Entries from a dataset:

┏━━

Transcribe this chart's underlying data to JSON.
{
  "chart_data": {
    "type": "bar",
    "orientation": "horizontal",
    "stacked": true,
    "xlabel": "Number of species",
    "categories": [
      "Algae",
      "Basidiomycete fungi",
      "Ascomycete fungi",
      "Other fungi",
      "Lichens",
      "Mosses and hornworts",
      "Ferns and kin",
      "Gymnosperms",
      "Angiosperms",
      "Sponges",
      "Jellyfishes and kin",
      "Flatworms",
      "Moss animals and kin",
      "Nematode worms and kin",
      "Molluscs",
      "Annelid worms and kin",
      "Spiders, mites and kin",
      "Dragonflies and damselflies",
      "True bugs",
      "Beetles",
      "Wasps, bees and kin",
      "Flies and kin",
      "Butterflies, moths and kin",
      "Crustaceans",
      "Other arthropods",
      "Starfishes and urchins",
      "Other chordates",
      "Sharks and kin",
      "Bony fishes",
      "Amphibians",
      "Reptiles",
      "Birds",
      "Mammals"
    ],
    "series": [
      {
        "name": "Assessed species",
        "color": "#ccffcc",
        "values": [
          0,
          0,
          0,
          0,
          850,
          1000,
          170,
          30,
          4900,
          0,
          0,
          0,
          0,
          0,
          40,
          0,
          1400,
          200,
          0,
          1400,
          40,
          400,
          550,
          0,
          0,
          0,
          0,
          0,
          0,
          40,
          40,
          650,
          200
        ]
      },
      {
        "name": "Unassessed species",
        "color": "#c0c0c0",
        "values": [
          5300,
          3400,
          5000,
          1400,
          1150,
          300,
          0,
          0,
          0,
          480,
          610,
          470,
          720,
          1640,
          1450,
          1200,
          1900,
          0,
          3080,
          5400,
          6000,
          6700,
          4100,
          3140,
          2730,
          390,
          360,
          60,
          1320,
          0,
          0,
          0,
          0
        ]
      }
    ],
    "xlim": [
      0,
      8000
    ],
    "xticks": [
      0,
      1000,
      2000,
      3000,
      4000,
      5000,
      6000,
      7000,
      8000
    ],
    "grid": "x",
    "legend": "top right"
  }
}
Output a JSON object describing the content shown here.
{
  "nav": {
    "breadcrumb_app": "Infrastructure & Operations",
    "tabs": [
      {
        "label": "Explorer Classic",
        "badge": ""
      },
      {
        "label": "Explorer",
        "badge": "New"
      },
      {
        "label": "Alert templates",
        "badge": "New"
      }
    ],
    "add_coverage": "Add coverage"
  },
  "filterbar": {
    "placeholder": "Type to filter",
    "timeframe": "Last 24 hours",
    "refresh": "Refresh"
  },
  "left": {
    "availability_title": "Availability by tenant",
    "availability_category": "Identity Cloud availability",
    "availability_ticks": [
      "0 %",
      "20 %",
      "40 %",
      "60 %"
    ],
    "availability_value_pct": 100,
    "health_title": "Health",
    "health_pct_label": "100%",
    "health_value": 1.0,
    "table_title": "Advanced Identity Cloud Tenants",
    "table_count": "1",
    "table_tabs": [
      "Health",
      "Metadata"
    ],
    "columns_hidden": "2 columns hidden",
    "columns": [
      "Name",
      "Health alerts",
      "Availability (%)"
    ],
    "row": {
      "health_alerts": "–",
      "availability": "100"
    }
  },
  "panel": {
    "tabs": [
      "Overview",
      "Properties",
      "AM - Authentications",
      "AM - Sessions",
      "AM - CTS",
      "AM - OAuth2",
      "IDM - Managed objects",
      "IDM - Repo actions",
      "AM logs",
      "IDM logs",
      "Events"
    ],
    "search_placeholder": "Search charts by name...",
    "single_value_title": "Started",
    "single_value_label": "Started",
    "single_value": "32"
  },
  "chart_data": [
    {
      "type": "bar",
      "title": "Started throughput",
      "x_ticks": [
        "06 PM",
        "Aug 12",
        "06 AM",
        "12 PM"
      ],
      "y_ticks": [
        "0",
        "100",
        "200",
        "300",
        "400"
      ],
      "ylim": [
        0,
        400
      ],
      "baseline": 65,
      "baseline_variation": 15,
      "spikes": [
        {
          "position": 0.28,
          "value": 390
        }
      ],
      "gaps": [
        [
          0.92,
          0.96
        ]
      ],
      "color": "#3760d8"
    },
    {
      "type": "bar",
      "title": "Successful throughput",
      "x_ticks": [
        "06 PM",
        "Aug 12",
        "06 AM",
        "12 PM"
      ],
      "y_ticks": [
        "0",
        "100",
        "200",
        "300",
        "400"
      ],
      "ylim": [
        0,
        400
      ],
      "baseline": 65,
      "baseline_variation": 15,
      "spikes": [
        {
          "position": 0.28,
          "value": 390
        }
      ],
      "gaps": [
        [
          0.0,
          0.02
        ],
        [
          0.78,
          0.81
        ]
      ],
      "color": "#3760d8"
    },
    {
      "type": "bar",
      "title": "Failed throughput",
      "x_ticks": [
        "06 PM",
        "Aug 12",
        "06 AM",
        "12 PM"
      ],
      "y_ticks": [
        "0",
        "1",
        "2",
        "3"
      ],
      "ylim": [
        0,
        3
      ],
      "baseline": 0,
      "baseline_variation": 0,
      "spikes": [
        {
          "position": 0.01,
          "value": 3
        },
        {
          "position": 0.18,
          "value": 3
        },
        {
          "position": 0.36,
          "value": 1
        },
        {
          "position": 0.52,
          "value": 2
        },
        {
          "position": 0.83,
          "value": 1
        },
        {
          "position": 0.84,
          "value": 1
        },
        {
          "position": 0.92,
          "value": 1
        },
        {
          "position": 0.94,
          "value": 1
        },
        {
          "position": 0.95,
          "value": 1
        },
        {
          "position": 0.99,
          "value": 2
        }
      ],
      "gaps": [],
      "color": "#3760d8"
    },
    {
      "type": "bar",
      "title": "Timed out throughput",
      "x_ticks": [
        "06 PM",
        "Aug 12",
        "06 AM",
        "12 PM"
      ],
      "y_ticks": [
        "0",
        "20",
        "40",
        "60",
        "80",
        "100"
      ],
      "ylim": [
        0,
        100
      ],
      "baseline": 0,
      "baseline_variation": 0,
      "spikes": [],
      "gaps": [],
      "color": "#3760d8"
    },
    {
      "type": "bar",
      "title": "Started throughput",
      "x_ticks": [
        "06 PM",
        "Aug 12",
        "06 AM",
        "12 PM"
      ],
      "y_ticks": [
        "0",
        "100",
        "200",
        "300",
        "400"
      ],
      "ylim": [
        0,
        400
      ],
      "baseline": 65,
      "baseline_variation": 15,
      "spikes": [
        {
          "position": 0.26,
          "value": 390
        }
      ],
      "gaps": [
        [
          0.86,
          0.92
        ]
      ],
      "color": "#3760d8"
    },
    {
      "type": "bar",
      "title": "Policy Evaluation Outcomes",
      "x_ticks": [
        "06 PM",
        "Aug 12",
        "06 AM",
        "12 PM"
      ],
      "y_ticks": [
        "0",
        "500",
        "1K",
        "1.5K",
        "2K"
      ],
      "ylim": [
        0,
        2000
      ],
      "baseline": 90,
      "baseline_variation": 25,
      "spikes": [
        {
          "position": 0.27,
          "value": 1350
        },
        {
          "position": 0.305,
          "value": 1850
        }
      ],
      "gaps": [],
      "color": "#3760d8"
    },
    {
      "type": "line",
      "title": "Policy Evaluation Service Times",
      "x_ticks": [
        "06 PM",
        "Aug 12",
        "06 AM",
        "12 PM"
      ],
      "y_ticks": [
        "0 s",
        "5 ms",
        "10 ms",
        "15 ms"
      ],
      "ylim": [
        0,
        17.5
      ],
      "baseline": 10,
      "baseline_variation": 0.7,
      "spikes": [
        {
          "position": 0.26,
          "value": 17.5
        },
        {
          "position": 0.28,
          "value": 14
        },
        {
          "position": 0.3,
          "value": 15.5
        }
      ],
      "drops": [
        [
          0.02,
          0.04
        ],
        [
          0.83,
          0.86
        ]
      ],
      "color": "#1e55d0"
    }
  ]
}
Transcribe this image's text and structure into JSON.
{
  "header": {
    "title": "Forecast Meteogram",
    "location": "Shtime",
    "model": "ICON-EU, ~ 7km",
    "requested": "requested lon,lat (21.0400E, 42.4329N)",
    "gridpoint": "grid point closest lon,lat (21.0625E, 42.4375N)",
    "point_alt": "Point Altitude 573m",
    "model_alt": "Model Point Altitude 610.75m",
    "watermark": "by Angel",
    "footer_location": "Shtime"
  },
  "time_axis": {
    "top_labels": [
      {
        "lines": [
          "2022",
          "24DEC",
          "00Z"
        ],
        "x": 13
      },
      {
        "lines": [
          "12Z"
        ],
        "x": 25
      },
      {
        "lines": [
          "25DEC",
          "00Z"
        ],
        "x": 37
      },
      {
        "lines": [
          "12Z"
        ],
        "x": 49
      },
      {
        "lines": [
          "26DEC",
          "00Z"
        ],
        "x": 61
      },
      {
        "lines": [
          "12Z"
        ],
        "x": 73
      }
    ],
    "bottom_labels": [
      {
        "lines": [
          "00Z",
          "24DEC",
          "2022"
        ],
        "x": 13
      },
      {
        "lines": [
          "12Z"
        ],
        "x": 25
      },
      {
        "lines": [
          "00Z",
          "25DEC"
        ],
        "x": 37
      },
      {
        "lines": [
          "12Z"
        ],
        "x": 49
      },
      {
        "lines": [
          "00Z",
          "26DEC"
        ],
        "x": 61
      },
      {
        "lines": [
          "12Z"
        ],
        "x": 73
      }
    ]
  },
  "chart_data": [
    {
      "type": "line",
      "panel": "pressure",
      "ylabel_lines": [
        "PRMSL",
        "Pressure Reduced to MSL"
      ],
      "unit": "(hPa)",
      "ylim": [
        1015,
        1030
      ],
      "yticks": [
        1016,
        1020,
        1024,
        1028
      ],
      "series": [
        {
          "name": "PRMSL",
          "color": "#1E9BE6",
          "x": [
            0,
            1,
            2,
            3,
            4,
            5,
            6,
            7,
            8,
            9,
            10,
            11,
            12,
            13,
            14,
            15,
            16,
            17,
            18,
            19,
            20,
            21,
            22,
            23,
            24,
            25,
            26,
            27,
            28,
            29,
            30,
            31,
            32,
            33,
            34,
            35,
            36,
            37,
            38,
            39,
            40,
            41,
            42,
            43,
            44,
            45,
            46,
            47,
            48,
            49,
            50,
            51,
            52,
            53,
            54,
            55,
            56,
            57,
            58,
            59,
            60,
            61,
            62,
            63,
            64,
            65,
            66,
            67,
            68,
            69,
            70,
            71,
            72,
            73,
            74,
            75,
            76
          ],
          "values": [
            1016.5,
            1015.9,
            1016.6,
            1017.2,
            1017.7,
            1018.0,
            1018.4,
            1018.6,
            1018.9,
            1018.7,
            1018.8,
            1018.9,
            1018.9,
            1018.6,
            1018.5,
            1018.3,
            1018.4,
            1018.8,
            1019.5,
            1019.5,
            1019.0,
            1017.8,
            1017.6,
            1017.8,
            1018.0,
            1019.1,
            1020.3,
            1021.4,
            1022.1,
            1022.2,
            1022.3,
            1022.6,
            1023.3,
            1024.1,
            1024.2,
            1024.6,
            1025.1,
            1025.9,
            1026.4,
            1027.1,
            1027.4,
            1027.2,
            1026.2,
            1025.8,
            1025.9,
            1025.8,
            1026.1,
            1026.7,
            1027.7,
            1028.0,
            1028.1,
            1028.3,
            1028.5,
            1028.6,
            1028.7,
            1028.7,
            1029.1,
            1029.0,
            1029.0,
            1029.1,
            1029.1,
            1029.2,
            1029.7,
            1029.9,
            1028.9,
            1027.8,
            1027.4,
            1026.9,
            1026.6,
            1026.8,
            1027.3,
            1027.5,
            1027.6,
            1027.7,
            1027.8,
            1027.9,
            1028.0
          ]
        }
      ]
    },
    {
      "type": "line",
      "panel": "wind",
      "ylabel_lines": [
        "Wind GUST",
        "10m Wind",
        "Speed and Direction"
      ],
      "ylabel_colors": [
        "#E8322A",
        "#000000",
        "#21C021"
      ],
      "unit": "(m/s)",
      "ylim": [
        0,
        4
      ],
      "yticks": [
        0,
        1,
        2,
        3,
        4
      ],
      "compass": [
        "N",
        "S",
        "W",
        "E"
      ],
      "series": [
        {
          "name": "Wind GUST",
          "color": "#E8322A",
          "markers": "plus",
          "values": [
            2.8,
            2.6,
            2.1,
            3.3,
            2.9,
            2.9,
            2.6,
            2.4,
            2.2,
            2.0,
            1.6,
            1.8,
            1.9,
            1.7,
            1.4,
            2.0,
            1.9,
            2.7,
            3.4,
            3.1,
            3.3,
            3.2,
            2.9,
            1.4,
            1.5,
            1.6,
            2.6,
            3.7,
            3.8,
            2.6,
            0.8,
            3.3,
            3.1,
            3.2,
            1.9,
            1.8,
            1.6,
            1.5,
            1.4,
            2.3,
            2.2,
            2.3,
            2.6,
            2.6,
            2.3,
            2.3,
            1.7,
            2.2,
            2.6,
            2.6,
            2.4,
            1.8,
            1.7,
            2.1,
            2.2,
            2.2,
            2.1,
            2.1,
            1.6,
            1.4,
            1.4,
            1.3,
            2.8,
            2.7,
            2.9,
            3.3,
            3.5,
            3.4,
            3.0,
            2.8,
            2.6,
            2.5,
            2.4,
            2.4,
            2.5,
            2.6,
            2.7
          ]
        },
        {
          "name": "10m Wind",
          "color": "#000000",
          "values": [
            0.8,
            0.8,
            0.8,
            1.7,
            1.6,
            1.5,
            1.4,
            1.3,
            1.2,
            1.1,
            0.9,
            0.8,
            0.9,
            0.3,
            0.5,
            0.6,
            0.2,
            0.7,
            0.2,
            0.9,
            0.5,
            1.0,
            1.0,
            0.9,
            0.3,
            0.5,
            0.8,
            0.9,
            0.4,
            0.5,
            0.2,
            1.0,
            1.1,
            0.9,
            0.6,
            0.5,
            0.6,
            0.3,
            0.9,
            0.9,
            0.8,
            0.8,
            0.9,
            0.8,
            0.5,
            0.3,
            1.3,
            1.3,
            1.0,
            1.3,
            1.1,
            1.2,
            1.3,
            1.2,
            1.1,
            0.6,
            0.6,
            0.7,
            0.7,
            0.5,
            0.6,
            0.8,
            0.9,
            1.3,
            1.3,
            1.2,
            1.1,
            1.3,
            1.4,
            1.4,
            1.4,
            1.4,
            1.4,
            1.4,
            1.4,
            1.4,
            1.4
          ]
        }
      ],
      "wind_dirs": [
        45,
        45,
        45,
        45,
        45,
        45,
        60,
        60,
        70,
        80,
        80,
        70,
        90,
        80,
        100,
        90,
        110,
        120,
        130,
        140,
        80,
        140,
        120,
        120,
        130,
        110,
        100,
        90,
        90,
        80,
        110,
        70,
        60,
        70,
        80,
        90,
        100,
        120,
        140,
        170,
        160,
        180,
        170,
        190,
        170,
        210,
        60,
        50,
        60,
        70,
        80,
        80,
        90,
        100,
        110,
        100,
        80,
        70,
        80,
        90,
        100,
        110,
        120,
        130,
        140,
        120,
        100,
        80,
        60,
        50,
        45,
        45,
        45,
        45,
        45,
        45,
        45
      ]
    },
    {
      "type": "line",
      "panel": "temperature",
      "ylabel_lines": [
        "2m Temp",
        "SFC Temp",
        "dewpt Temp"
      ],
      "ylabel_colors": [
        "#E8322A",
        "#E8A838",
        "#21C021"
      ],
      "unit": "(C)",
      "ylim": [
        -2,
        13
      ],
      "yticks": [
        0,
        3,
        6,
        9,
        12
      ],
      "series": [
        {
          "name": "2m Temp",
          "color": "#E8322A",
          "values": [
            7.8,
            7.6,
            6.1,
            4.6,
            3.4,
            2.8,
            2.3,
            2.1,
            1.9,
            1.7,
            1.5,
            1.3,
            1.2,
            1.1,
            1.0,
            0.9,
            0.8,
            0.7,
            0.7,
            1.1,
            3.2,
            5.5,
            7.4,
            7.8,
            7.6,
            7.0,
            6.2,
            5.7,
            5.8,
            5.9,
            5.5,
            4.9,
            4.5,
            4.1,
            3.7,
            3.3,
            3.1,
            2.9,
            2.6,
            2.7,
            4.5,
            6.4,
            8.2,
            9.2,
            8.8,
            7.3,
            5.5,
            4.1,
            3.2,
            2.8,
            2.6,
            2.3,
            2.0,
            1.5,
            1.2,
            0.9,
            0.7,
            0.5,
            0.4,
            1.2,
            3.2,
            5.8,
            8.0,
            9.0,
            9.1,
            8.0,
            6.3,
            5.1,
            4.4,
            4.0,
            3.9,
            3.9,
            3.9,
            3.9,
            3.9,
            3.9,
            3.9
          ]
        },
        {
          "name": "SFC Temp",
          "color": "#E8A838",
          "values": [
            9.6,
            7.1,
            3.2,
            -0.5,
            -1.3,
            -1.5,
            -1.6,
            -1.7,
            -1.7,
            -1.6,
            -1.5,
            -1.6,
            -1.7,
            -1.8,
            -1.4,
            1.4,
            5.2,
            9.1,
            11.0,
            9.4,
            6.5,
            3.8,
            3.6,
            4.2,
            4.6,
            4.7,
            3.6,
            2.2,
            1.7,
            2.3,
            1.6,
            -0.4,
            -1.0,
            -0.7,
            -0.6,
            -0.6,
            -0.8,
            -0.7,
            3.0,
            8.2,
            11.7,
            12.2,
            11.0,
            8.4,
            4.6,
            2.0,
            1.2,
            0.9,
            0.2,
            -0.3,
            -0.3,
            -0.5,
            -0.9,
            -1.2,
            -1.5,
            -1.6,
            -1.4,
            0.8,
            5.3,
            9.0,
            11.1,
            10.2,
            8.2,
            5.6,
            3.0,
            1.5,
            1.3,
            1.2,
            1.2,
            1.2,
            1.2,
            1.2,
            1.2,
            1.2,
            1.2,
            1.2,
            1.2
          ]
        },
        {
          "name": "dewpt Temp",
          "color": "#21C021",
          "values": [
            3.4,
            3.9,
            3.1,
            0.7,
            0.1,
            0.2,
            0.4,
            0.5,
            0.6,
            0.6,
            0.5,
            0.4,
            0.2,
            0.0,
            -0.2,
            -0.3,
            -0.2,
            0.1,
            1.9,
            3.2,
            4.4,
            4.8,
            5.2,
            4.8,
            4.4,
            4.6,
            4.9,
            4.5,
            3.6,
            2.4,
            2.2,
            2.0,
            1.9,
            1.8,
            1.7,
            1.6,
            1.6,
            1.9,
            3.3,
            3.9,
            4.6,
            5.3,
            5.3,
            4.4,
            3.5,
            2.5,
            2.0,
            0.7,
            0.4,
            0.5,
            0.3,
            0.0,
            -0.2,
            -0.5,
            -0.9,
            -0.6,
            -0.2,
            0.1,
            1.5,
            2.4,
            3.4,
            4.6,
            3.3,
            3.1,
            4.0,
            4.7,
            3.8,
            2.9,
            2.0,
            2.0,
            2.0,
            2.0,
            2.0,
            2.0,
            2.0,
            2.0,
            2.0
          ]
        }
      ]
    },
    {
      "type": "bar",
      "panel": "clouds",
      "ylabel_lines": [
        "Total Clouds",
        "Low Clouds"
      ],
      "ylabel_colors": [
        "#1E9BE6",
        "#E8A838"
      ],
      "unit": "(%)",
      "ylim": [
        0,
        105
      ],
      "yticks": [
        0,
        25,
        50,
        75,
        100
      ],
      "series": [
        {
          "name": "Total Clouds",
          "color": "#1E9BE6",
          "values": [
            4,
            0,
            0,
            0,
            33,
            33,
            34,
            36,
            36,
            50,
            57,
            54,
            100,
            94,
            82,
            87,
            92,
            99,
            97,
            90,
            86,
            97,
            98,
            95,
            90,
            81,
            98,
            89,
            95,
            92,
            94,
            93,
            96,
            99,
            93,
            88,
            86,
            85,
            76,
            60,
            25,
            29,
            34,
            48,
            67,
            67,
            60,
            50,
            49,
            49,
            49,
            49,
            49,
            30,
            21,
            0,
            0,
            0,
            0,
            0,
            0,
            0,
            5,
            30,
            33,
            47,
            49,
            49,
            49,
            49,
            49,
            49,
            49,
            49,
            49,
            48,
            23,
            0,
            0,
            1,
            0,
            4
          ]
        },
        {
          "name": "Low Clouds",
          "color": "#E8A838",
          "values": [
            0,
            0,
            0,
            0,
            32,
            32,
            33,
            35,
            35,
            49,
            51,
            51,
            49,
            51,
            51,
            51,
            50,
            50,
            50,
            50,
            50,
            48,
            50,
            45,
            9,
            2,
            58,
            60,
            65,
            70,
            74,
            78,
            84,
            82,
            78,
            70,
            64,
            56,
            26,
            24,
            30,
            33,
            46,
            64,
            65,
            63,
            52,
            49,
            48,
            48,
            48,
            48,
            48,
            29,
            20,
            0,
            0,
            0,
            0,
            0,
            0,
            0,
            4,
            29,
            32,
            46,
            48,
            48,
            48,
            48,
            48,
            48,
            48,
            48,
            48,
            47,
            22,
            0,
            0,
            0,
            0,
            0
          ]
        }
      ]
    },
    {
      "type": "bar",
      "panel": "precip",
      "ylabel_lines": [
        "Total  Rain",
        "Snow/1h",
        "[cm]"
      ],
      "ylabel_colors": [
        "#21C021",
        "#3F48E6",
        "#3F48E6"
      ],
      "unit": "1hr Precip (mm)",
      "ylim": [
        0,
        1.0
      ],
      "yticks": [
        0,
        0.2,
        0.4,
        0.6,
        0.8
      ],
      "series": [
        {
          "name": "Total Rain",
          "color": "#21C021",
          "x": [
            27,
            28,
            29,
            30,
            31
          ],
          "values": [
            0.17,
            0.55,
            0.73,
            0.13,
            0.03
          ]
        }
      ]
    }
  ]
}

┗━━

• **What the task requires**: Check each line of the listing above for the string "panel", then report only how many lines have it.

• **The completed task**: 6